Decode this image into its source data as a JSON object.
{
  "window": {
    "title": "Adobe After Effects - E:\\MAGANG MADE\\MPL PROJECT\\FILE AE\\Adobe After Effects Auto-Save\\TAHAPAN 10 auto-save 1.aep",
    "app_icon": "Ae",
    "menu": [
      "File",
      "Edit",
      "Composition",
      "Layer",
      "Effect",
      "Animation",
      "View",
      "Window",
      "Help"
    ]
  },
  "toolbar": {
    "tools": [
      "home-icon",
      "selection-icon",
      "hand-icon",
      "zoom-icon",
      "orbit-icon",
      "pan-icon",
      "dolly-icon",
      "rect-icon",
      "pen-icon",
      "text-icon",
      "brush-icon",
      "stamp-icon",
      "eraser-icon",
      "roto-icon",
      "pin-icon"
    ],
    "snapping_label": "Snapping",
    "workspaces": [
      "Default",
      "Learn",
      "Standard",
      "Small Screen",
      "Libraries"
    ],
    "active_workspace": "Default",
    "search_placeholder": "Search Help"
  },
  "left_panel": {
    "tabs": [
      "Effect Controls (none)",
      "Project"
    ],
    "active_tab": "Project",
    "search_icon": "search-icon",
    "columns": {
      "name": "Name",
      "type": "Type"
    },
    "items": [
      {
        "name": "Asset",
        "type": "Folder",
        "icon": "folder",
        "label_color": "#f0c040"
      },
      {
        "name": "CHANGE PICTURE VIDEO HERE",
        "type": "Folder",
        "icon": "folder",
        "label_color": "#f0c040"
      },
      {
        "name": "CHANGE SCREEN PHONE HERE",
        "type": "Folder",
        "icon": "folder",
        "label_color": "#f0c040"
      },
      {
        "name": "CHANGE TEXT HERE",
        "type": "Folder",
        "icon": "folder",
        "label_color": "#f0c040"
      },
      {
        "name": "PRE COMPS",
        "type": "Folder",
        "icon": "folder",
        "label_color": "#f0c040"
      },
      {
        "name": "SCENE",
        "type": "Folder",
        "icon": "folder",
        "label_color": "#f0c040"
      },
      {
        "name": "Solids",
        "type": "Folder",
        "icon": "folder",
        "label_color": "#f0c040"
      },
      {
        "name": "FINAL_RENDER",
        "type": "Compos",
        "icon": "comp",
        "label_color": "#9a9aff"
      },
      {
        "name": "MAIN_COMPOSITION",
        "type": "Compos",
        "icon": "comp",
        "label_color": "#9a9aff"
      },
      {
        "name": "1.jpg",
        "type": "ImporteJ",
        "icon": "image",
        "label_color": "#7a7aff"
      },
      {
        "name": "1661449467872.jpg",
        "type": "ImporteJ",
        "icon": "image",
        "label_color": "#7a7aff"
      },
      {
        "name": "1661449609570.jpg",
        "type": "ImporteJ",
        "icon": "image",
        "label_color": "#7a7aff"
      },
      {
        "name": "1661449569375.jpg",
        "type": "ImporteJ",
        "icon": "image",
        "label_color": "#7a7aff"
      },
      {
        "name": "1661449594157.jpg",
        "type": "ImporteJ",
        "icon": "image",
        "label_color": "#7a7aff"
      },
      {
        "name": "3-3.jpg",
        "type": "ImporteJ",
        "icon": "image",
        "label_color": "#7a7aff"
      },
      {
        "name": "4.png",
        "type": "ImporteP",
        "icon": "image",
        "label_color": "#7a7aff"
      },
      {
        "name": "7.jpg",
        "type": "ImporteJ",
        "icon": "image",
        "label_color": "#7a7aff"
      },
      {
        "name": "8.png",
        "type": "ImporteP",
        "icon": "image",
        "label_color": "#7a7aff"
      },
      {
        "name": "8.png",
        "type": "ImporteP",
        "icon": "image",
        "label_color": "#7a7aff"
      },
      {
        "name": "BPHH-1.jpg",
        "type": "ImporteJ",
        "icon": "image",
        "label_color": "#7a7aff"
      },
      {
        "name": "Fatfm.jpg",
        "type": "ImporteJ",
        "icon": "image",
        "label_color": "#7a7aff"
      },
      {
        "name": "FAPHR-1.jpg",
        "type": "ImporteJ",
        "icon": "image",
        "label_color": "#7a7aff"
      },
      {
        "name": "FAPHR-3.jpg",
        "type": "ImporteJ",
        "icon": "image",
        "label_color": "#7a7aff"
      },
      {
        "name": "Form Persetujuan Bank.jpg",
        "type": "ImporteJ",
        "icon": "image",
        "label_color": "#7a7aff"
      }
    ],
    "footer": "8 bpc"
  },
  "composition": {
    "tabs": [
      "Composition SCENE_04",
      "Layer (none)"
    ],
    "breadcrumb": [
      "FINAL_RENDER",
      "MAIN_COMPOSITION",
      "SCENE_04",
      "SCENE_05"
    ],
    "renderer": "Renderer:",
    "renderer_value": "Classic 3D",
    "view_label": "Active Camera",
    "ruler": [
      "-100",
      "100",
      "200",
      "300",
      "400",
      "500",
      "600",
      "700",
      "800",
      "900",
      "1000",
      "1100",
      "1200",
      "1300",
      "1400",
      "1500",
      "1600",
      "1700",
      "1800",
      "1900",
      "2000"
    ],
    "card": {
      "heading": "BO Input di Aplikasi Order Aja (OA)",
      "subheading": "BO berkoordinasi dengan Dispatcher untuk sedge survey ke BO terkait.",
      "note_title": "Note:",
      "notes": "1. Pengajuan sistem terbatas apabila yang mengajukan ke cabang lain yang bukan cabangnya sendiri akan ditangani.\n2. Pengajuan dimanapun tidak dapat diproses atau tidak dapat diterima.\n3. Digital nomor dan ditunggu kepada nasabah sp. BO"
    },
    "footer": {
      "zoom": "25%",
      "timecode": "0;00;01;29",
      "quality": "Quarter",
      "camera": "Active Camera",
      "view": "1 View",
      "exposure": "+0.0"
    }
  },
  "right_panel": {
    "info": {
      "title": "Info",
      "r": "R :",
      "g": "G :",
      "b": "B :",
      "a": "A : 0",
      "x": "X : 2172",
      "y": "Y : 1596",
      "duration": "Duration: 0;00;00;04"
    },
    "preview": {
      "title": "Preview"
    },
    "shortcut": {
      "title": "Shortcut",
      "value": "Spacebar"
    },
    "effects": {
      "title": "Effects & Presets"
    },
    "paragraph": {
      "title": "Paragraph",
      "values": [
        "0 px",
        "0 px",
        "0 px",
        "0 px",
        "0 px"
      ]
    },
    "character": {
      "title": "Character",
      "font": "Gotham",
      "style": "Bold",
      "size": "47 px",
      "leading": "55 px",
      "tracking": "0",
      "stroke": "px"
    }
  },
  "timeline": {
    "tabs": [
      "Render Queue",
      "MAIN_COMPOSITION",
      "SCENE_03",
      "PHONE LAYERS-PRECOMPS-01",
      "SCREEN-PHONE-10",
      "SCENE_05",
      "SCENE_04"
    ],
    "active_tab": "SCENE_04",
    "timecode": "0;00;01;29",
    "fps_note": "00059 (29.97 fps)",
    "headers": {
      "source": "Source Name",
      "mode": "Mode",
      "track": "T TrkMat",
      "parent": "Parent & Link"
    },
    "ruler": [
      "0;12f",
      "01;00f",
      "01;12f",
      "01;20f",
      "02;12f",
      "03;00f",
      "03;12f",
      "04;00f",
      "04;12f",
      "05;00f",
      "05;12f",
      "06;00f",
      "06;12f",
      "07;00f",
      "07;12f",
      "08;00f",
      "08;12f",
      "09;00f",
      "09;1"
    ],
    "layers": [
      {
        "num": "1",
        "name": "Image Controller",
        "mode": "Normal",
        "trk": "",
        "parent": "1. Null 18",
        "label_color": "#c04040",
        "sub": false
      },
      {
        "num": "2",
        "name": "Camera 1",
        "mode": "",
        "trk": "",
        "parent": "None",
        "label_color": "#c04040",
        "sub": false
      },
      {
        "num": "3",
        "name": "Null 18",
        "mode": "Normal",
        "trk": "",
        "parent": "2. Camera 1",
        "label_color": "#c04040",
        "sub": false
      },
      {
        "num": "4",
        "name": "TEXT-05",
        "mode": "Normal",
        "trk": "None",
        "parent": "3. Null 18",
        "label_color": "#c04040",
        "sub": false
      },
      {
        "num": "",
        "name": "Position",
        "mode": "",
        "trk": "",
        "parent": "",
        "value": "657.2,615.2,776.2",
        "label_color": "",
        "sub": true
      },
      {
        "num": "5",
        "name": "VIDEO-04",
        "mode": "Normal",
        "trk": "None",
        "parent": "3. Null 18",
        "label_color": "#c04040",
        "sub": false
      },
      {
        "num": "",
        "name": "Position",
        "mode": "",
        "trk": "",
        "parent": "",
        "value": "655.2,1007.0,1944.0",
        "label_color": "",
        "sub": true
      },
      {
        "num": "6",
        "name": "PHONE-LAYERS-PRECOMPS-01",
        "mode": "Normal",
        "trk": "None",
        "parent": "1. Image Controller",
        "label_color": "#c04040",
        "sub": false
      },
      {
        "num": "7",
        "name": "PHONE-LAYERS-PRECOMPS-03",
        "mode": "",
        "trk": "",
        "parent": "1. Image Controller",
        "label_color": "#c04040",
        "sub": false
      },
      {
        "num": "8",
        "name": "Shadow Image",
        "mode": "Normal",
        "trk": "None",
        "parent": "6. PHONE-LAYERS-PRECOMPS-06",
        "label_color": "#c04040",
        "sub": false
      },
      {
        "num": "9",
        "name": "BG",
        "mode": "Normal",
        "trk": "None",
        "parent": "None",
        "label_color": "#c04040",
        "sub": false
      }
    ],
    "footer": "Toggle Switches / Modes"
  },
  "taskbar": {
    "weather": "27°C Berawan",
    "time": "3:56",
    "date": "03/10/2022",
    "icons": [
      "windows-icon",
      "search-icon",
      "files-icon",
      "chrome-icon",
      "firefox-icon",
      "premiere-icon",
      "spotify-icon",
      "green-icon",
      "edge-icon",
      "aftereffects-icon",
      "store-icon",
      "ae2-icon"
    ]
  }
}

++++

- _TO DO_: Pull out all lines containing "VIDEO".

- _RESPONSE_:
        "name": "CHANGE PICTURE VIDEO HERE",
        "name": "VIDEO-04",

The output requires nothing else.